**Instructions to follow**
Look for the string "gmail" in the lines and copy each line that has it.

*** Extracted entries

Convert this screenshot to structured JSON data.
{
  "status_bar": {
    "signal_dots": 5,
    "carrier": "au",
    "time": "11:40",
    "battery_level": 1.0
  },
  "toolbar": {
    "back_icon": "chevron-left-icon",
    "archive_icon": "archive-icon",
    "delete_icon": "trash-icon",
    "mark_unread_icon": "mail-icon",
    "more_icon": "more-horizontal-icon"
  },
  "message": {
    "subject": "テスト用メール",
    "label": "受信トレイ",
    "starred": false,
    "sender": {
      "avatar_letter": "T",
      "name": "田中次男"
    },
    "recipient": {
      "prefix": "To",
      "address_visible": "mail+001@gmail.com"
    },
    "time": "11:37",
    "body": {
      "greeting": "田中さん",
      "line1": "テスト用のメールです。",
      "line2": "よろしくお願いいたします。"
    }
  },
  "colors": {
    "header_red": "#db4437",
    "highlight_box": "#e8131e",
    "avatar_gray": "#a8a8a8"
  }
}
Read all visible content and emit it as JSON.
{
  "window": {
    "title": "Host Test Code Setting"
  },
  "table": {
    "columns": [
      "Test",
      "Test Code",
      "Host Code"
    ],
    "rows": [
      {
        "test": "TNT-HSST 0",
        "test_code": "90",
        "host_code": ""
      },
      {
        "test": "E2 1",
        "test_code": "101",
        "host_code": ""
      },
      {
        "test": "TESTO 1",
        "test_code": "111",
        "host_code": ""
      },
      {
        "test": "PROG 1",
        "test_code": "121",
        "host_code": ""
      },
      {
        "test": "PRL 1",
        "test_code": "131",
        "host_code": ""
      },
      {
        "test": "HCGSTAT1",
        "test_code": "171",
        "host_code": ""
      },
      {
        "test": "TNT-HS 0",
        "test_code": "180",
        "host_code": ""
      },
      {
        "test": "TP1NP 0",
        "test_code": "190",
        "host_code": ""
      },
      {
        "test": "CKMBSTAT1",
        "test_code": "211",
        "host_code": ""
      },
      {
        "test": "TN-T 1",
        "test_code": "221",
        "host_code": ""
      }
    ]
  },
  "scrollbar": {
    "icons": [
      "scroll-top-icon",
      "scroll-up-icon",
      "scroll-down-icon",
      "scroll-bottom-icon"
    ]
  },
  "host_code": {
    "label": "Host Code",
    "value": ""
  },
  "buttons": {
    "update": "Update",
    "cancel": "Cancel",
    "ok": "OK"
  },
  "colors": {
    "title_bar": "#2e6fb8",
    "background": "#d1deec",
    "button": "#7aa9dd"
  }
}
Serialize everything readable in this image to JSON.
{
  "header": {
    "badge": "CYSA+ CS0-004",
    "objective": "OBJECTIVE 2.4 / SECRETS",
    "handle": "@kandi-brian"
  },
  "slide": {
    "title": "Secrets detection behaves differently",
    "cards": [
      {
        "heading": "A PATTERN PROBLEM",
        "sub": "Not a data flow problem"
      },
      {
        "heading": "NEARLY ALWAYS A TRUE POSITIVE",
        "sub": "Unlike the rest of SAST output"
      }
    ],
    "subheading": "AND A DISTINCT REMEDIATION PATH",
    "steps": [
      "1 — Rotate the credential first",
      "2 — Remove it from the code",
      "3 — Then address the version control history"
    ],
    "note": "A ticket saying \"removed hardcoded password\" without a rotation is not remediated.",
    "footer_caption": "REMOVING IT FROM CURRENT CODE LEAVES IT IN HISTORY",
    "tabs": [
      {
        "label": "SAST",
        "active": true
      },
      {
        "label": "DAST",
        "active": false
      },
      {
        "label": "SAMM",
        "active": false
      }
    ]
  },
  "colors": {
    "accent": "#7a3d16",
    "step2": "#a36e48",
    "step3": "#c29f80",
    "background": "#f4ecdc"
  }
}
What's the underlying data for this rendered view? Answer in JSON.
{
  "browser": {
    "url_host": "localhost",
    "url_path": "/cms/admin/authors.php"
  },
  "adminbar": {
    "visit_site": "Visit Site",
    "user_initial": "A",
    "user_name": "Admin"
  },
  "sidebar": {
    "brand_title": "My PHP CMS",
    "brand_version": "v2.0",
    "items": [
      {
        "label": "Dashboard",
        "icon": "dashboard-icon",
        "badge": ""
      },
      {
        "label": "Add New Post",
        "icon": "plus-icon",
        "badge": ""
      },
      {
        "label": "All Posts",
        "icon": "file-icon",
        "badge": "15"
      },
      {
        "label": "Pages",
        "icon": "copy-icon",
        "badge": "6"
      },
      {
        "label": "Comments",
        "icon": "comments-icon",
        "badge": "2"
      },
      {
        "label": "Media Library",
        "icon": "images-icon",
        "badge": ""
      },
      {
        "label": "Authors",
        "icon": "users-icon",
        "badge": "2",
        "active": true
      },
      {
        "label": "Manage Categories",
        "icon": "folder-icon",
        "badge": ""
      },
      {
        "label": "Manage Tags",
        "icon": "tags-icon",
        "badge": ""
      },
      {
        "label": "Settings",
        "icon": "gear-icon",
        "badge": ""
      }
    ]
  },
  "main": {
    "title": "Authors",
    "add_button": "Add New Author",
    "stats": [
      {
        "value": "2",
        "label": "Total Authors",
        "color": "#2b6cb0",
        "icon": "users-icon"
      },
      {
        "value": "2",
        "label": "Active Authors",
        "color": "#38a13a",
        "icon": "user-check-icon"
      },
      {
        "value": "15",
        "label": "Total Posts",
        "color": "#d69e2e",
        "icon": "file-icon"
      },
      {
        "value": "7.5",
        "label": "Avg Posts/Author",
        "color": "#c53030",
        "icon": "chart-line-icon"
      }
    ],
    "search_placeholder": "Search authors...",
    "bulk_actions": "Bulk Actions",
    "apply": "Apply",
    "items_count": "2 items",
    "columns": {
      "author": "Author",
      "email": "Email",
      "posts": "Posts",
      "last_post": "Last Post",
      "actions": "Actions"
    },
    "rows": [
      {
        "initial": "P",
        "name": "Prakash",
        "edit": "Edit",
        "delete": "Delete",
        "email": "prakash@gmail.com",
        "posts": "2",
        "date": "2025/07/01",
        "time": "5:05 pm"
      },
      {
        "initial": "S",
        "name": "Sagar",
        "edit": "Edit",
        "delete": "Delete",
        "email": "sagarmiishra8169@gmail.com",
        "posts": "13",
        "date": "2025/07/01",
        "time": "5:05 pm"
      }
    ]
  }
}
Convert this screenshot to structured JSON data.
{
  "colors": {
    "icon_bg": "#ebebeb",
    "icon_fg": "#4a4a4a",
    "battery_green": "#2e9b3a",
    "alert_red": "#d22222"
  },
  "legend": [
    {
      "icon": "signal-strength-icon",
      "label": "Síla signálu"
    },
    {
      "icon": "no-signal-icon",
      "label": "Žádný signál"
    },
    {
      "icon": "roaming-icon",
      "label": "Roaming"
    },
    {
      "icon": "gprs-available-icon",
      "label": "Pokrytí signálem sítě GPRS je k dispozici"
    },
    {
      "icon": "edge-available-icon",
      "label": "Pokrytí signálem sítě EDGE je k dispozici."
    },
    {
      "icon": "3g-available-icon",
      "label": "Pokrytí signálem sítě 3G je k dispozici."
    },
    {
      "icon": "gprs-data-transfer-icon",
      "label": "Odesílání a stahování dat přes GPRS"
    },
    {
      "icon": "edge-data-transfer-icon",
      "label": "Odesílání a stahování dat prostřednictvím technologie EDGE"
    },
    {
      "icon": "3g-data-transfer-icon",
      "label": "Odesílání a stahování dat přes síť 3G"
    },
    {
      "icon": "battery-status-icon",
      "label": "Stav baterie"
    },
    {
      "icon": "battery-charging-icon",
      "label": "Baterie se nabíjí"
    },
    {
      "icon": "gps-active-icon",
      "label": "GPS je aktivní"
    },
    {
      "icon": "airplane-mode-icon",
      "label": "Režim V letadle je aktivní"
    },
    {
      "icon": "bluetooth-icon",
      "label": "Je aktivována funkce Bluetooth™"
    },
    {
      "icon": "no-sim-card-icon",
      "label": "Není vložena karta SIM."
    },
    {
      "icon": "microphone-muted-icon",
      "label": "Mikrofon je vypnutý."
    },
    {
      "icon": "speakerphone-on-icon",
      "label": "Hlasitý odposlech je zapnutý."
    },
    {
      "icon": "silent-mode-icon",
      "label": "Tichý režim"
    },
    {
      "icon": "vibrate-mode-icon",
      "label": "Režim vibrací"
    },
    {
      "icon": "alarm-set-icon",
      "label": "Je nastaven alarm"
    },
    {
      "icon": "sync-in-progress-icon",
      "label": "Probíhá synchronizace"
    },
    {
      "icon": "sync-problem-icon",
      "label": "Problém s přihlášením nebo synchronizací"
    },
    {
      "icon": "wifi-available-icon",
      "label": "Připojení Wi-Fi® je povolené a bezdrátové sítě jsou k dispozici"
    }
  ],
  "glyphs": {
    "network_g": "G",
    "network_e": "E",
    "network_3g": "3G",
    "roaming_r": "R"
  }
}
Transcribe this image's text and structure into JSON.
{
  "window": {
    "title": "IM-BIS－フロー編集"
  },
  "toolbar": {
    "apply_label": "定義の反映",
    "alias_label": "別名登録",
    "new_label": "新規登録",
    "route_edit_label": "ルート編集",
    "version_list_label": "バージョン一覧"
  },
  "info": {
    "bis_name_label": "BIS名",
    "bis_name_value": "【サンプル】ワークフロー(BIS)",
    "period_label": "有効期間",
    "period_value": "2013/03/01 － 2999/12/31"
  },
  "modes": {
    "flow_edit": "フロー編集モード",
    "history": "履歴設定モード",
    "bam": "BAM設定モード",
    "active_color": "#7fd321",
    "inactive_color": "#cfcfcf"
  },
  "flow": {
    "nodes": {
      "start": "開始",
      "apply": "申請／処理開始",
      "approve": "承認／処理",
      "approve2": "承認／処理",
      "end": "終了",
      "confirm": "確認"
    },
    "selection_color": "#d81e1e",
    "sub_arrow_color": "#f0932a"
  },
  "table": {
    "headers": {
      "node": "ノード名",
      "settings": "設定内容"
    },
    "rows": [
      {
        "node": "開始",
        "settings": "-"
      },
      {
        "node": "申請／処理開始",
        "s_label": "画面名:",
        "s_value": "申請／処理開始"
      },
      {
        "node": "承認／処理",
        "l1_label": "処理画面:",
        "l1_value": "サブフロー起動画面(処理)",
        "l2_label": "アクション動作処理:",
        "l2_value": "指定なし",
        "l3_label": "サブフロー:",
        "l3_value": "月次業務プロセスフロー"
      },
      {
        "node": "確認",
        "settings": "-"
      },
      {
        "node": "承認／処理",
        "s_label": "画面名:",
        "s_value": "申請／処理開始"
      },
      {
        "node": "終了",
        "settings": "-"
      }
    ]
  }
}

******

**Complete response**
      "address_visible": "mail+001@gmail.com"
        "email": "prakash@gmail.com",
        "email": "sagarmiishra8169@gmail.com",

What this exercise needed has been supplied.